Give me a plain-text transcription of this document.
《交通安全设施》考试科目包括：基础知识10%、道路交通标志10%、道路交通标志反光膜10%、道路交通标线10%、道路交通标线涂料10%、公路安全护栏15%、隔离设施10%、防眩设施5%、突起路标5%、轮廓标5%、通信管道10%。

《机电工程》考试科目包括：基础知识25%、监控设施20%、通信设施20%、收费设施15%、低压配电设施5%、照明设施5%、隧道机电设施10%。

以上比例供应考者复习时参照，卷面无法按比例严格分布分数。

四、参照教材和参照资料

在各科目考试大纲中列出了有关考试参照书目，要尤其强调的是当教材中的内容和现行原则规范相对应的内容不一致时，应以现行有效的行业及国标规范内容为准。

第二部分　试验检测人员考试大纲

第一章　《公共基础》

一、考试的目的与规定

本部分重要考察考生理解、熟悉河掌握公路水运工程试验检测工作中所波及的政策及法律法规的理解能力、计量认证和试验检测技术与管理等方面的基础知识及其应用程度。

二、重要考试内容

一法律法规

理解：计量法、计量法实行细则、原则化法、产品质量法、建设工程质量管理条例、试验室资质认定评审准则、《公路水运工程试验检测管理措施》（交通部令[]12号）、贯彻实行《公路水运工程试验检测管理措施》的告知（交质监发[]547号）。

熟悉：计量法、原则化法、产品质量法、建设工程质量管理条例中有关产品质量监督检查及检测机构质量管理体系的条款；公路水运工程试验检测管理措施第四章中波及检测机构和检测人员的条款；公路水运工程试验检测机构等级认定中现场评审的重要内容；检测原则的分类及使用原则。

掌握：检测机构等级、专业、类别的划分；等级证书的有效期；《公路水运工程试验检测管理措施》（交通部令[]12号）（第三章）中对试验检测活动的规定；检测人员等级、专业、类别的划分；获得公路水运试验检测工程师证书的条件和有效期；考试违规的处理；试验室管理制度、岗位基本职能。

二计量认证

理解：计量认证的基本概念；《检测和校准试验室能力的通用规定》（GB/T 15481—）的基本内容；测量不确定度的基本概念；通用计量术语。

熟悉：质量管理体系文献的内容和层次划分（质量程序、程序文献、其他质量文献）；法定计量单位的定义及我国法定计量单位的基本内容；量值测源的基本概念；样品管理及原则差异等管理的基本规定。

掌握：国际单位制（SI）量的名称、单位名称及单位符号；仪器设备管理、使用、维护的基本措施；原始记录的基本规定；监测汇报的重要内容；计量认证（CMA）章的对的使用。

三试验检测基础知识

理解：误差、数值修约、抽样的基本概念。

> Your goal
Return each entry from the material above exactly as it appears.

> Written answer
Give me a plain-text transcription of this document.
《交通安全设施》考试科目包括：基础知识10%、道路交通标志10%、道路交通标志反光膜10%、道路交通标线10%、道路交通标线涂料10%、公路安全护栏15%、隔离设施10%、防眩设施5%、突起路标5%、轮廓标5%、通信管道10%。

《机电工程》考试科目包括：基础知识25%、监控设施20%、通信设施20%、收费设施15%、低压配电设施5%、照明设施5%、隧道机电设施10%。

以上比例供应考者复习时参照，卷面无法按比例严格分布分数。

四、参照教材和参照资料

在各科目考试大纲中列出了有关考试参照书目，要尤其强调的是当教材中的内容和现行原则规范相对应的内容不一致时，应以现行有效的行业及国标规范内容为准。

第二部分　试验检测人员考试大纲

第一章　《公共基础》

一、考试的目的与规定

本部分重要考察考生理解、熟悉河掌握公路水运工程试验检测工作中所波及的政策及法律法规的理解能力、计量认证和试验检测技术与管理等方面的基础知识及其应用程度。

二、重要考试内容

一法律法规

理解：计量法、计量法实行细则、原则化法、产品质量法、建设工程质量管理条例、试验室资质认定评审准则、《公路水运工程试验检测管理措施》（交通部令[]12号）、贯彻实行《公路水运工程试验检测管理措施》的告知（交质监发[]547号）。

熟悉：计量法、原则化法、产品质量法、建设工程质量管理条例中有关产品质量监督检查及检测机构质量管理体系的条款；公路水运工程试验检测管理措施第四章中波及检测机构和检测人员的条款；公路水运工程试验检测机构等级认定中现场评审的重要内容；检测原则的分类及使用原则。

掌握：检测机构等级、专业、类别的划分；等级证书的有效期；《公路水运工程试验检测管理措施》（交通部令[]12号）（第三章）中对试验检测活动的规定；检测人员等级、专业、类别的划分；获得公路水运试验检测工程师证书的条件和有效期；考试违规的处理；试验室管理制度、岗位基本职能。

二计量认证

理解：计量认证的基本概念；《检测和校准试验室能力的通用规定》（GB/T 15481—）的基本内容；测量不确定度的基本概念；通用计量术语。

熟悉：质量管理体系文献的内容和层次划分（质量程序、程序文献、其他质量文献）；法定计量单位的定义及我国法定计量单位的基本内容；量值测源的基本概念；样品管理及原则差异等管理的基本规定。

掌握：国际单位制（SI）量的名称、单位名称及单位符号；仪器设备管理、使用、维护的基本措施；原始记录的基本规定；监测汇报的重要内容；计量认证（CMA）章的对的使用。

三试验检测基础知识

理解：误差、数值修约、抽样的基本概念。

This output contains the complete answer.